>>>
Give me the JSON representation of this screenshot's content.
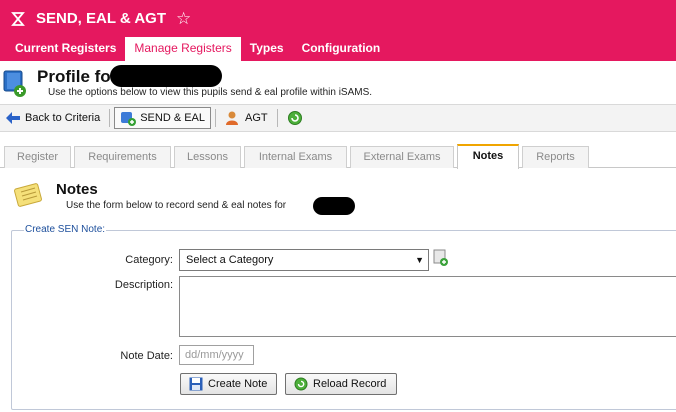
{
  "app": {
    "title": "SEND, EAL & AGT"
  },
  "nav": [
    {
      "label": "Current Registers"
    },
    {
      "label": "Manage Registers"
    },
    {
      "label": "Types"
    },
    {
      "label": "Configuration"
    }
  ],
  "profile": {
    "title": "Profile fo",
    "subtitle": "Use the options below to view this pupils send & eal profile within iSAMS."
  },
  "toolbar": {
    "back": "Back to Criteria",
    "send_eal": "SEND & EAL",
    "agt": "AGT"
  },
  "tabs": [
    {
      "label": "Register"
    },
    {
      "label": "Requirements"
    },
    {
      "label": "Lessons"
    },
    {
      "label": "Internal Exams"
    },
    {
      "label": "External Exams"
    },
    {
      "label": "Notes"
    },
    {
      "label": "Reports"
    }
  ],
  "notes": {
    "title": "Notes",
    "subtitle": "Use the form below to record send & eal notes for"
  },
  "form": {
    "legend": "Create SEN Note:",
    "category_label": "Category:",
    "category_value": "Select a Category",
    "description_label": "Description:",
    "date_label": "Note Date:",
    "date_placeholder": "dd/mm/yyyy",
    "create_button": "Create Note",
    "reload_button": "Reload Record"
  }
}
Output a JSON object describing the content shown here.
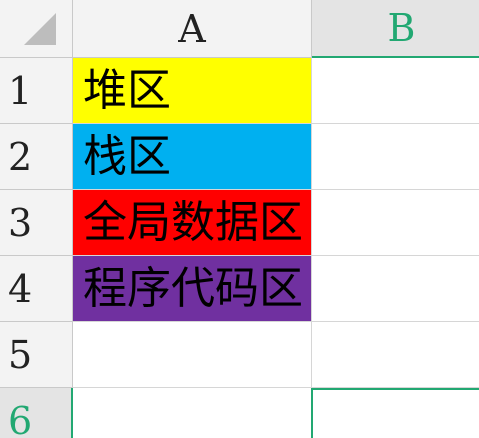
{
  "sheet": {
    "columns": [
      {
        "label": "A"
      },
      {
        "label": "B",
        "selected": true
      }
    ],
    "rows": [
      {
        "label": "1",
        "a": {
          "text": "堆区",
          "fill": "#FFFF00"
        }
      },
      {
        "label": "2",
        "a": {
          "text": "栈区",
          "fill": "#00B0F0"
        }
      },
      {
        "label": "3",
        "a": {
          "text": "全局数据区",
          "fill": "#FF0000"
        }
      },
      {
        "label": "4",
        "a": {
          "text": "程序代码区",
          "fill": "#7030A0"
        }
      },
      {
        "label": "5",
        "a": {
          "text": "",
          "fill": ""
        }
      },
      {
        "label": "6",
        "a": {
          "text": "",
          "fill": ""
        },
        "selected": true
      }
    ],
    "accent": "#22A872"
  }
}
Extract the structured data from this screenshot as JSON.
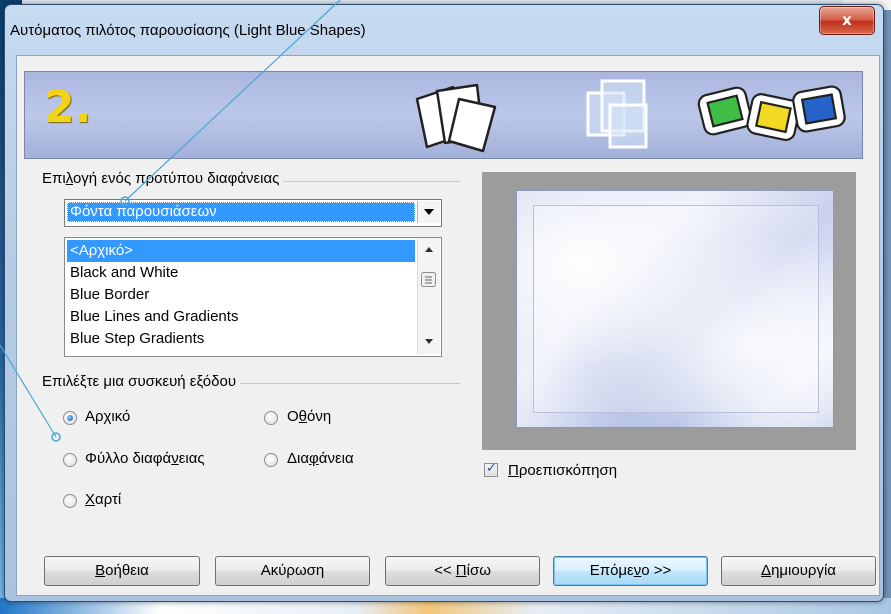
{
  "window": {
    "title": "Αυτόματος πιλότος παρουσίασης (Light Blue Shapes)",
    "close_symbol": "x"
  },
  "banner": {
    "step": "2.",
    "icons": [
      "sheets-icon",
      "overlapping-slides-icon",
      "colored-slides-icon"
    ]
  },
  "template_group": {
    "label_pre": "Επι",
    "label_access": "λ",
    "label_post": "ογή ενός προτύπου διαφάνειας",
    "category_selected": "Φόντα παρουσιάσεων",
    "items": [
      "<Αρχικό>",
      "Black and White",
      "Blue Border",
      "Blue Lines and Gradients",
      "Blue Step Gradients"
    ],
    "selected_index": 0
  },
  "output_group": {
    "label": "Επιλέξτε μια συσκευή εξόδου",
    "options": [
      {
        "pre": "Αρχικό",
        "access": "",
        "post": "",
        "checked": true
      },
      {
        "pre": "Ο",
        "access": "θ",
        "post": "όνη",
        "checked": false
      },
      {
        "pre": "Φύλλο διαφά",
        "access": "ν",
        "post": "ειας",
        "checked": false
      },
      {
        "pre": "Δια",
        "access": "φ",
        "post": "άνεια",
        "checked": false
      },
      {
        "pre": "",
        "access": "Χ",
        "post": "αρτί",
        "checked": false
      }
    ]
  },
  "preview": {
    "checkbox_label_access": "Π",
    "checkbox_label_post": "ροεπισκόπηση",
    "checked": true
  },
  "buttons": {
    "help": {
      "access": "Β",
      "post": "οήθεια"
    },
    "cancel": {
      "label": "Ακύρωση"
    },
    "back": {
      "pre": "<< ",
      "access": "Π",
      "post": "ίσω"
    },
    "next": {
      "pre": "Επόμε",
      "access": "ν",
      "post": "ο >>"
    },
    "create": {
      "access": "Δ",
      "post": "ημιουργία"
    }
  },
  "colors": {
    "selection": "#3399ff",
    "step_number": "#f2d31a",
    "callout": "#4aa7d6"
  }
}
<<<
>>>
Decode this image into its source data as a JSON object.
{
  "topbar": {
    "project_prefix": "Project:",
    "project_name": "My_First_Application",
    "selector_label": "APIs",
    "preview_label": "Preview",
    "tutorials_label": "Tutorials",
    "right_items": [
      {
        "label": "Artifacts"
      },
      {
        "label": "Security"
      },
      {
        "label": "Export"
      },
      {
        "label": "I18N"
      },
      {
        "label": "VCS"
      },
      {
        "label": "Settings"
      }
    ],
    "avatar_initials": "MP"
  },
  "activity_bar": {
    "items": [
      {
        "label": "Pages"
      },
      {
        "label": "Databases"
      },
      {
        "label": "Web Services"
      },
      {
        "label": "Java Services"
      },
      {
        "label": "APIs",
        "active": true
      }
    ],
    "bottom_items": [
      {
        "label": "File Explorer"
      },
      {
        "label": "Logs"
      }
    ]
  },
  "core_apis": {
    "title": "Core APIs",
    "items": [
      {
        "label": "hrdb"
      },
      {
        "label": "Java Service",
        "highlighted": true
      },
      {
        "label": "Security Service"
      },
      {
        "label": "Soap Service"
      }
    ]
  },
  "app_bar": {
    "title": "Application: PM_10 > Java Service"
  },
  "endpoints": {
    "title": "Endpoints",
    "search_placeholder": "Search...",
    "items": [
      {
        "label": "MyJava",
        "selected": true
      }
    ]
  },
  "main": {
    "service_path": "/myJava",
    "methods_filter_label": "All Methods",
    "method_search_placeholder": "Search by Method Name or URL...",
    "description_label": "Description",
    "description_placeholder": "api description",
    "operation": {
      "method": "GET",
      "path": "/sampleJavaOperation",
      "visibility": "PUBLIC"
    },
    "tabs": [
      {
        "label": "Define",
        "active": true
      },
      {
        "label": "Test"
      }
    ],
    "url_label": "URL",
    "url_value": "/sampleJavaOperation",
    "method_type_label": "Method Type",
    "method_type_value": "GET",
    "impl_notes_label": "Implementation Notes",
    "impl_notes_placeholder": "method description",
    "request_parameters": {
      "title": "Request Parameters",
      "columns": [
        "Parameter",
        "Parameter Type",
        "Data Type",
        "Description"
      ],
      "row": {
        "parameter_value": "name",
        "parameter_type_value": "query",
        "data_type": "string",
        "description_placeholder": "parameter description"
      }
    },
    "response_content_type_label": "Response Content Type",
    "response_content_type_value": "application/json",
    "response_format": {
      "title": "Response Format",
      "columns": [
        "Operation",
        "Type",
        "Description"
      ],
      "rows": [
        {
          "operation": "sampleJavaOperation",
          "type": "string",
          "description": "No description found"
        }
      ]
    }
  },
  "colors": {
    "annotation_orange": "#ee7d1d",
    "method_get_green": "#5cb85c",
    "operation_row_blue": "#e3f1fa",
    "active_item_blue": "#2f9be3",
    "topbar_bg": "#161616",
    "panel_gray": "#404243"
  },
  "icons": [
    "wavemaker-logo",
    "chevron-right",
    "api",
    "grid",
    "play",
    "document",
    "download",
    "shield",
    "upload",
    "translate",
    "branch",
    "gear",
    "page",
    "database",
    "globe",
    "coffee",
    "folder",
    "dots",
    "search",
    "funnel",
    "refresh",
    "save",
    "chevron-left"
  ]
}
<<<
>>>
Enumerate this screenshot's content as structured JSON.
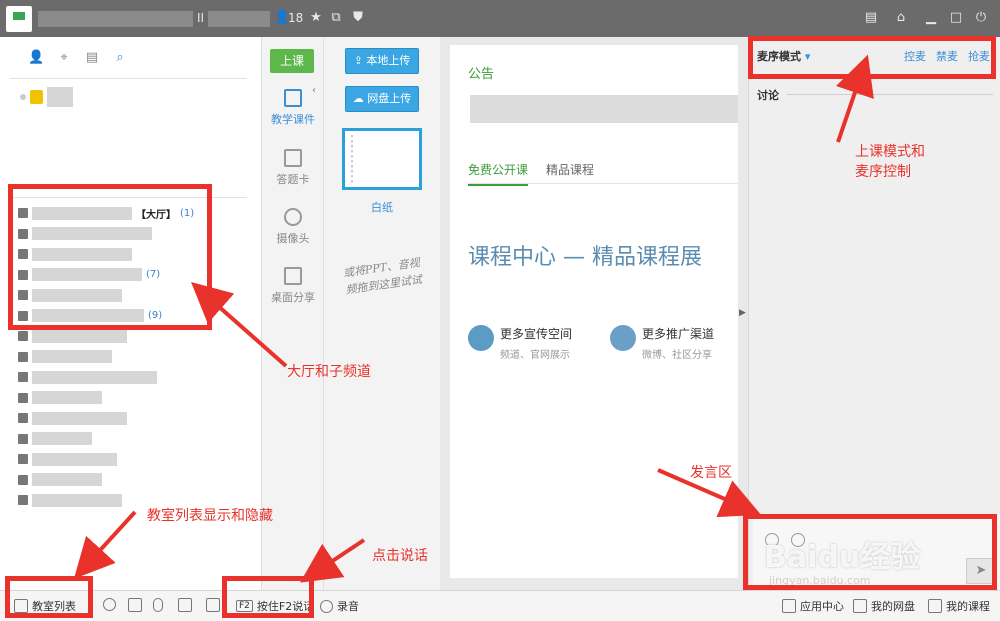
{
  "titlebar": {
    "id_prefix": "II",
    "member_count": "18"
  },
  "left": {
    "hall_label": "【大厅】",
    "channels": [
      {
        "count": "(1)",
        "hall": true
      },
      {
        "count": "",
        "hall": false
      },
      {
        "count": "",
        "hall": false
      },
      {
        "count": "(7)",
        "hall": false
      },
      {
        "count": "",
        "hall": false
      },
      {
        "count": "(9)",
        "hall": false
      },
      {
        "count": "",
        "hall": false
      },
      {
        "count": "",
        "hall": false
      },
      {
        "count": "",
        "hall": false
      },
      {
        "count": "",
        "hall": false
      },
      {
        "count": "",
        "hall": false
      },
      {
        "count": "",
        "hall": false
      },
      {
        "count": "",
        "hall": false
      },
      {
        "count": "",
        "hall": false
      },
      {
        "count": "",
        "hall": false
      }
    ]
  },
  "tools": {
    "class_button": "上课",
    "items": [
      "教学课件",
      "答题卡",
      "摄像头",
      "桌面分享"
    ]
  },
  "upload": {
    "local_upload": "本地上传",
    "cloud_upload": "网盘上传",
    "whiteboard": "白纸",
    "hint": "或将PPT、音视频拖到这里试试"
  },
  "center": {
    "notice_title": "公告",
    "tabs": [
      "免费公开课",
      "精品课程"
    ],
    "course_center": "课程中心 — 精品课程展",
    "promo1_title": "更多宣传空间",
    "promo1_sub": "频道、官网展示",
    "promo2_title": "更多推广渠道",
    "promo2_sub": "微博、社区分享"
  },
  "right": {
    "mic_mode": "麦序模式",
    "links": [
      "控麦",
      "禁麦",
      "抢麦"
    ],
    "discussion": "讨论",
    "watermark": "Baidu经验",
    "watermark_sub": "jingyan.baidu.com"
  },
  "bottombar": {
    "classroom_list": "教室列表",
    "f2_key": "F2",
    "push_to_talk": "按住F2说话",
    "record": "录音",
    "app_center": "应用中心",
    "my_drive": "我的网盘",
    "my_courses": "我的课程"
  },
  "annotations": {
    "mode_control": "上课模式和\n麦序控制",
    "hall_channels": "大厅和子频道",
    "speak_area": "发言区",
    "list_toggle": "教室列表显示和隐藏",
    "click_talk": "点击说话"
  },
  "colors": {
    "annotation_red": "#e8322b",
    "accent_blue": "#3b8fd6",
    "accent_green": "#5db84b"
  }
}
<<<
» **TASK TO COMPLETE**: From the data above, copy out every line with the string "structured" in it.

» **RESULT FOR THIS TASK**:
Extract the structured data from this screenshot as JSON.
Enumerate this screenshot's content as structured JSON.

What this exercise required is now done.